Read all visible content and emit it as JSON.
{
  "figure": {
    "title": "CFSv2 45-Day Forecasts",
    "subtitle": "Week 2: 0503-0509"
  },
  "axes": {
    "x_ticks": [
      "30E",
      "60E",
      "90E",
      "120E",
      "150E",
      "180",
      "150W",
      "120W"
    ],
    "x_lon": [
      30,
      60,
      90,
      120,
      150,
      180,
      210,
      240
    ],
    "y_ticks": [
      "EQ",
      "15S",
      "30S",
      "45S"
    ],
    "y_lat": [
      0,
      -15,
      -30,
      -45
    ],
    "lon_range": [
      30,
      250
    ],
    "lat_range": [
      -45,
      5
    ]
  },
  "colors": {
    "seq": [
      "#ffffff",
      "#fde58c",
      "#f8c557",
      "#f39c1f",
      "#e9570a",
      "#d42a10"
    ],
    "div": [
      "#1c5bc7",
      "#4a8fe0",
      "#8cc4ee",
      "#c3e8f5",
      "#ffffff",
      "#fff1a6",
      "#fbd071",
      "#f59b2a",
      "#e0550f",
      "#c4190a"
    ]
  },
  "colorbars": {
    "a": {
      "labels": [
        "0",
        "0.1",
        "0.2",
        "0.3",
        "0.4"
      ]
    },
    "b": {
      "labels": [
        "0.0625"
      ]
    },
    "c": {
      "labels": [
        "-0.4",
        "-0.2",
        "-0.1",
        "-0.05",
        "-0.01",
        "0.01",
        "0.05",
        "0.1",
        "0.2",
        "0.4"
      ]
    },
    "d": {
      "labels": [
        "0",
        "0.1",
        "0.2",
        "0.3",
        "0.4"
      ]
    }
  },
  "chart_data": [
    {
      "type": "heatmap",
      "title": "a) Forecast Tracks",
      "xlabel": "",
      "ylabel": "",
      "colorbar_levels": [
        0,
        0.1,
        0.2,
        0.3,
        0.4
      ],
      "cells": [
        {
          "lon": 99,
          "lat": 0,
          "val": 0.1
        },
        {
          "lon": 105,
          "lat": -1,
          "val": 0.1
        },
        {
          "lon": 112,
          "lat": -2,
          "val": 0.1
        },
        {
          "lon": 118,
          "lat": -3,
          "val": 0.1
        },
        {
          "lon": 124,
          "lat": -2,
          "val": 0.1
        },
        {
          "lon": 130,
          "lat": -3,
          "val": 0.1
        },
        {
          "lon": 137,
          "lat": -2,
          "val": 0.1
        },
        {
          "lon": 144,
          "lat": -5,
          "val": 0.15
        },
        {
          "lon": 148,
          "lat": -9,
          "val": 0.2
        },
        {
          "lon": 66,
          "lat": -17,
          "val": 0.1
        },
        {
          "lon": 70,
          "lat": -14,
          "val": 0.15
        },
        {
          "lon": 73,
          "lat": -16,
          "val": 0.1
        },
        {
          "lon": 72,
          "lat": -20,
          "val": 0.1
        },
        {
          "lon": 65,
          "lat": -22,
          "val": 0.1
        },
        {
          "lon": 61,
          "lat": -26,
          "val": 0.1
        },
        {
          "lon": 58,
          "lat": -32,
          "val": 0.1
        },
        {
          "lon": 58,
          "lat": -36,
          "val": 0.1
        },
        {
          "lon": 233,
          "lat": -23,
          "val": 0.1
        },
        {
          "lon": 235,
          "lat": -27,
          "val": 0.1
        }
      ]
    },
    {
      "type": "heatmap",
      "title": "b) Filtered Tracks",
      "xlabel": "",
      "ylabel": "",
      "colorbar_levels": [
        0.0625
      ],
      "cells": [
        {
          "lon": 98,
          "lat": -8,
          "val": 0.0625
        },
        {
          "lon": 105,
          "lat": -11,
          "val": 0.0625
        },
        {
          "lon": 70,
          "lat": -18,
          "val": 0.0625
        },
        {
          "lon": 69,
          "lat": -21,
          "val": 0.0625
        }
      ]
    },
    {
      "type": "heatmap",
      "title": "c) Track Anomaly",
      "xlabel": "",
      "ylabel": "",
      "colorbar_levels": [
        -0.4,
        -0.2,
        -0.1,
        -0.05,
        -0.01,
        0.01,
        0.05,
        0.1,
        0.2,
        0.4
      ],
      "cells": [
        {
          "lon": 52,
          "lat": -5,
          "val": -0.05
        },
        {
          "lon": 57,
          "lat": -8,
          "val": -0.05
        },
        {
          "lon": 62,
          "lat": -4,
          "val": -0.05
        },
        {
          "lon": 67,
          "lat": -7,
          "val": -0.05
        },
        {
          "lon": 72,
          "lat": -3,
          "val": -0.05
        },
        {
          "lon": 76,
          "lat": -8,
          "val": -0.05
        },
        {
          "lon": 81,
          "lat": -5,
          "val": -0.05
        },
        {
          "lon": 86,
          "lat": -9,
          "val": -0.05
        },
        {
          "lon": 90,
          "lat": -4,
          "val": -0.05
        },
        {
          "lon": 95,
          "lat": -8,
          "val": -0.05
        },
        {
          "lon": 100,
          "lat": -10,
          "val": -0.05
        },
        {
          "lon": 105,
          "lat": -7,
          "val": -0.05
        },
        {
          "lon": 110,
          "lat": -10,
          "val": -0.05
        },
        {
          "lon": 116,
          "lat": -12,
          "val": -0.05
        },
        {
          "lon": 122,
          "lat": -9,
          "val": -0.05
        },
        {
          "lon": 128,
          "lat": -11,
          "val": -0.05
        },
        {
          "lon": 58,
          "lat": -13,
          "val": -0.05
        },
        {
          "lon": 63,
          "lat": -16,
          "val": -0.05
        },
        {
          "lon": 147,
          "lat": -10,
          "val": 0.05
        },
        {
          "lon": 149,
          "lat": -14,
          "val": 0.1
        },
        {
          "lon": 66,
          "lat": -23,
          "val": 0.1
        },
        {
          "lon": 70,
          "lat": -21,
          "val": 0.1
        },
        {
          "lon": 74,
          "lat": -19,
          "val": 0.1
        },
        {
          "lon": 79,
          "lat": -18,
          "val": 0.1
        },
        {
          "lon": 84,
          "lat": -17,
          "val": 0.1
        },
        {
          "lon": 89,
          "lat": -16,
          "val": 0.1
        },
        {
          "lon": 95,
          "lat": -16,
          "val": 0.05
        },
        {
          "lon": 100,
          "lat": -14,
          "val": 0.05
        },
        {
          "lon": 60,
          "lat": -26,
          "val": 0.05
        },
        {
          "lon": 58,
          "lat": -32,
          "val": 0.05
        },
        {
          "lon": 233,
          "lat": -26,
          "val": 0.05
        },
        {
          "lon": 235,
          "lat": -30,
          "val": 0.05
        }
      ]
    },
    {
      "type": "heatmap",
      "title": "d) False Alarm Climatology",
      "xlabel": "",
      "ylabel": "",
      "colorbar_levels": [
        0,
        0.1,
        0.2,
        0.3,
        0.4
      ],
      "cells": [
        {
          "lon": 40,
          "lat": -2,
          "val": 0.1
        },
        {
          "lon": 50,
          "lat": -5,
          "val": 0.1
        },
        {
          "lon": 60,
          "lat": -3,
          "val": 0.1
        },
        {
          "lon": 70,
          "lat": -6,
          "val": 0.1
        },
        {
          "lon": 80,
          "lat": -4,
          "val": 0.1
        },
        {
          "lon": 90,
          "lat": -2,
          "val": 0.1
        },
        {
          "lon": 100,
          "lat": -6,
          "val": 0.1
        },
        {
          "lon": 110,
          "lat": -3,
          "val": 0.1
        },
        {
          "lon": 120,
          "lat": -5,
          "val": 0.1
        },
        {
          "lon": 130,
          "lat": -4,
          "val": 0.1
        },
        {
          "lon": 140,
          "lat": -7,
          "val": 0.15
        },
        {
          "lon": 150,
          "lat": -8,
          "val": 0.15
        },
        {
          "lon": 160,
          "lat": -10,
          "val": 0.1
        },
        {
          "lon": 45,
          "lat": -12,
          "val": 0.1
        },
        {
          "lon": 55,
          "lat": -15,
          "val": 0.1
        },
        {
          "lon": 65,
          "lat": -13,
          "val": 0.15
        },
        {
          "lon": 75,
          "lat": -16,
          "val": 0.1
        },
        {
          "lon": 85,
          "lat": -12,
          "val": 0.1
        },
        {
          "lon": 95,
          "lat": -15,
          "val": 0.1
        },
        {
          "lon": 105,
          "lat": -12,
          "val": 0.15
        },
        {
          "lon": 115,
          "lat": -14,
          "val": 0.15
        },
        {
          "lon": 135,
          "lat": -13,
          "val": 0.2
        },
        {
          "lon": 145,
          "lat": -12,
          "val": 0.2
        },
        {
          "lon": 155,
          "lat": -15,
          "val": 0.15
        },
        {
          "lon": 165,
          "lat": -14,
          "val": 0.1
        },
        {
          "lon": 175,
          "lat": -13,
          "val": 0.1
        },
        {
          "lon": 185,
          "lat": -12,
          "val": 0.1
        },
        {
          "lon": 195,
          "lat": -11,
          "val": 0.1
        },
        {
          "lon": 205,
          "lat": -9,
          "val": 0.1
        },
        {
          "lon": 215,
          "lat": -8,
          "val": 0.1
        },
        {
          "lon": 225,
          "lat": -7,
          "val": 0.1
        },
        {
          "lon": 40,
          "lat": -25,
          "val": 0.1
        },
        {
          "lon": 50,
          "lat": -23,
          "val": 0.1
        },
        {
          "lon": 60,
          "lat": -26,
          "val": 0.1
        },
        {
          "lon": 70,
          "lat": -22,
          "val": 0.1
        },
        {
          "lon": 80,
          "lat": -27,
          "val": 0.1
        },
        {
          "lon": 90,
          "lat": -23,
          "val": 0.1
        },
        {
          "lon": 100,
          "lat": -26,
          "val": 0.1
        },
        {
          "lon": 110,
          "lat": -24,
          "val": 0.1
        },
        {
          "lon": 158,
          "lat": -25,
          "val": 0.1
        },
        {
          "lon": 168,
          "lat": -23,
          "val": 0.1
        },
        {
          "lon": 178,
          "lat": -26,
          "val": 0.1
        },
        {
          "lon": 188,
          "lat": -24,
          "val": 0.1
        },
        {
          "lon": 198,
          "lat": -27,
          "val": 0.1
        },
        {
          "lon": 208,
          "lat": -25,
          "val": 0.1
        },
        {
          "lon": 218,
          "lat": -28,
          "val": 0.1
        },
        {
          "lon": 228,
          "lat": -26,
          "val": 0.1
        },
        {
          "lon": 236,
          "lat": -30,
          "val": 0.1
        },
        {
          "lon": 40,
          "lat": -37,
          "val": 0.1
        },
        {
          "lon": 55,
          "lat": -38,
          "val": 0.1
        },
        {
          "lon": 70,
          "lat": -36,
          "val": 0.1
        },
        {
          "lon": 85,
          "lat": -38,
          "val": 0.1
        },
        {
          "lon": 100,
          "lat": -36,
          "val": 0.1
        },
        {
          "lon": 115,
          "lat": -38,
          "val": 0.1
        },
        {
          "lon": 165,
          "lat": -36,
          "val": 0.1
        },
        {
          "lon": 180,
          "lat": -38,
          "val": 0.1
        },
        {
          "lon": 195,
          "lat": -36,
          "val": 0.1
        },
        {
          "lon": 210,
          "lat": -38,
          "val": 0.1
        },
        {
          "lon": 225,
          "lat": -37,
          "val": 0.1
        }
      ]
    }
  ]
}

============================================================

* **EXERCISE**
Using the entries above, find all lines with "Tracks". Copy them.

* **EXPECTED ANSWER**
      "title": "a) Forecast Tracks",
      "title": "b) Filtered Tracks",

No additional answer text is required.